WORK TO BE COMPLETED | Copy the records below exactly, omitting any pictures they contain.

(begin)

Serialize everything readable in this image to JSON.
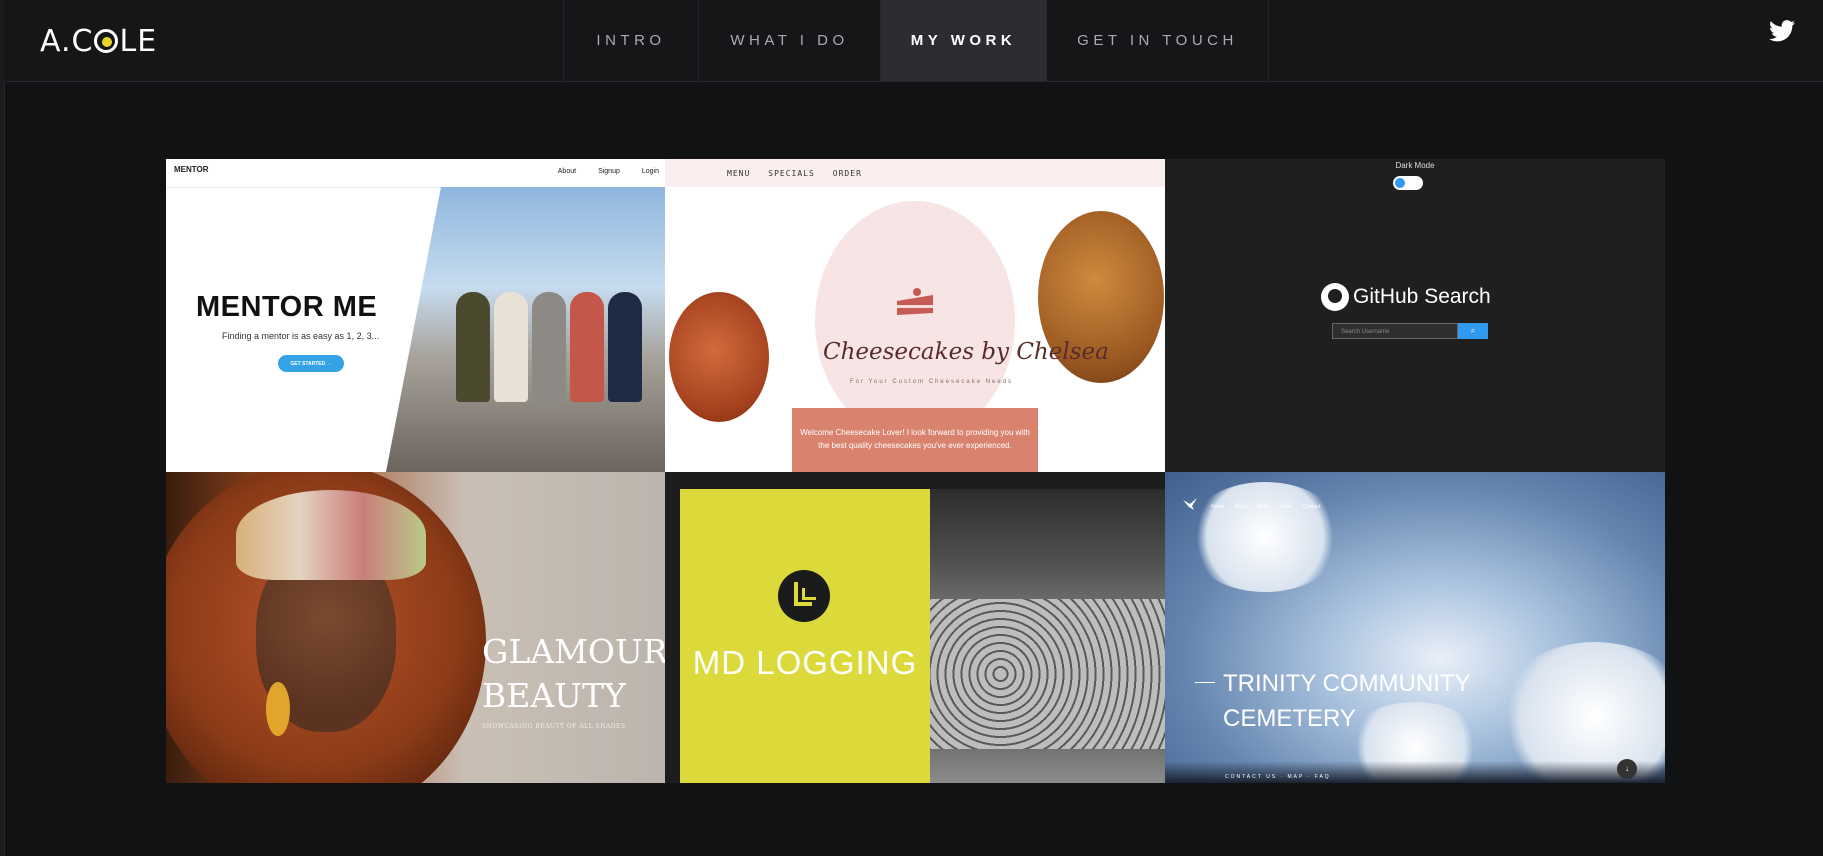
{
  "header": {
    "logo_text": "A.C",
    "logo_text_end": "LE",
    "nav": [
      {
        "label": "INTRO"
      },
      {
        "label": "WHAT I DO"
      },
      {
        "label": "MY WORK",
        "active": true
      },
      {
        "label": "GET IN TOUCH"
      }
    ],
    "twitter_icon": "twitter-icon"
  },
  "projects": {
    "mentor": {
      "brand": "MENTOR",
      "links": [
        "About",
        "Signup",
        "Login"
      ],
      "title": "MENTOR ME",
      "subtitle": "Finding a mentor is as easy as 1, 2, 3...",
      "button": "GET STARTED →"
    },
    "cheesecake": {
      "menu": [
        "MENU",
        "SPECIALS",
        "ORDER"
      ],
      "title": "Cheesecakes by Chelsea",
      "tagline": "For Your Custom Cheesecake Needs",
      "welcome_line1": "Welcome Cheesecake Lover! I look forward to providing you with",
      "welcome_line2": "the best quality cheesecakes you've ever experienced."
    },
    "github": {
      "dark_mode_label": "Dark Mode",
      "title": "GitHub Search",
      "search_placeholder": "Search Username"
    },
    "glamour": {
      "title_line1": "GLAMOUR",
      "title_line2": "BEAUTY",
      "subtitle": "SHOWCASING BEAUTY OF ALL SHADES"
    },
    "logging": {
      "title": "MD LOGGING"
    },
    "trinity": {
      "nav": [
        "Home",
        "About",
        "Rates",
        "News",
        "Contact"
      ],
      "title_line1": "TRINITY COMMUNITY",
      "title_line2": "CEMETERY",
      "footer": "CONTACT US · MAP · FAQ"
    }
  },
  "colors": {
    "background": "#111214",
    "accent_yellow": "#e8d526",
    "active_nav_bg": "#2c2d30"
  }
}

(end)

COMPLETED TASK |
Serialize everything readable in this image to JSON.
{
  "header": {
    "logo_text": "A.C",
    "logo_text_end": "LE",
    "nav": [
      {
        "label": "INTRO"
      },
      {
        "label": "WHAT I DO"
      },
      {
        "label": "MY WORK",
        "active": true
      },
      {
        "label": "GET IN TOUCH"
      }
    ],
    "twitter_icon": "twitter-icon"
  },
  "projects": {
    "mentor": {
      "brand": "MENTOR",
      "links": [
        "About",
        "Signup",
        "Login"
      ],
      "title": "MENTOR ME",
      "subtitle": "Finding a mentor is as easy as 1, 2, 3...",
      "button": "GET STARTED →"
    },
    "cheesecake": {
      "menu": [
        "MENU",
        "SPECIALS",
        "ORDER"
      ],
      "title": "Cheesecakes by Chelsea",
      "tagline": "For Your Custom Cheesecake Needs",
      "welcome_line1": "Welcome Cheesecake Lover! I look forward to providing you with",
      "welcome_line2": "the best quality cheesecakes you've ever experienced."
    },
    "github": {
      "dark_mode_label": "Dark Mode",
      "title": "GitHub Search",
      "search_placeholder": "Search Username"
    },
    "glamour": {
      "title_line1": "GLAMOUR",
      "title_line2": "BEAUTY",
      "subtitle": "SHOWCASING BEAUTY OF ALL SHADES"
    },
    "logging": {
      "title": "MD LOGGING"
    },
    "trinity": {
      "nav": [
        "Home",
        "About",
        "Rates",
        "News",
        "Contact"
      ],
      "title_line1": "TRINITY COMMUNITY",
      "title_line2": "CEMETERY",
      "footer": "CONTACT US · MAP · FAQ"
    }
  },
  "colors": {
    "background": "#111214",
    "accent_yellow": "#e8d526",
    "active_nav_bg": "#2c2d30"
  }
}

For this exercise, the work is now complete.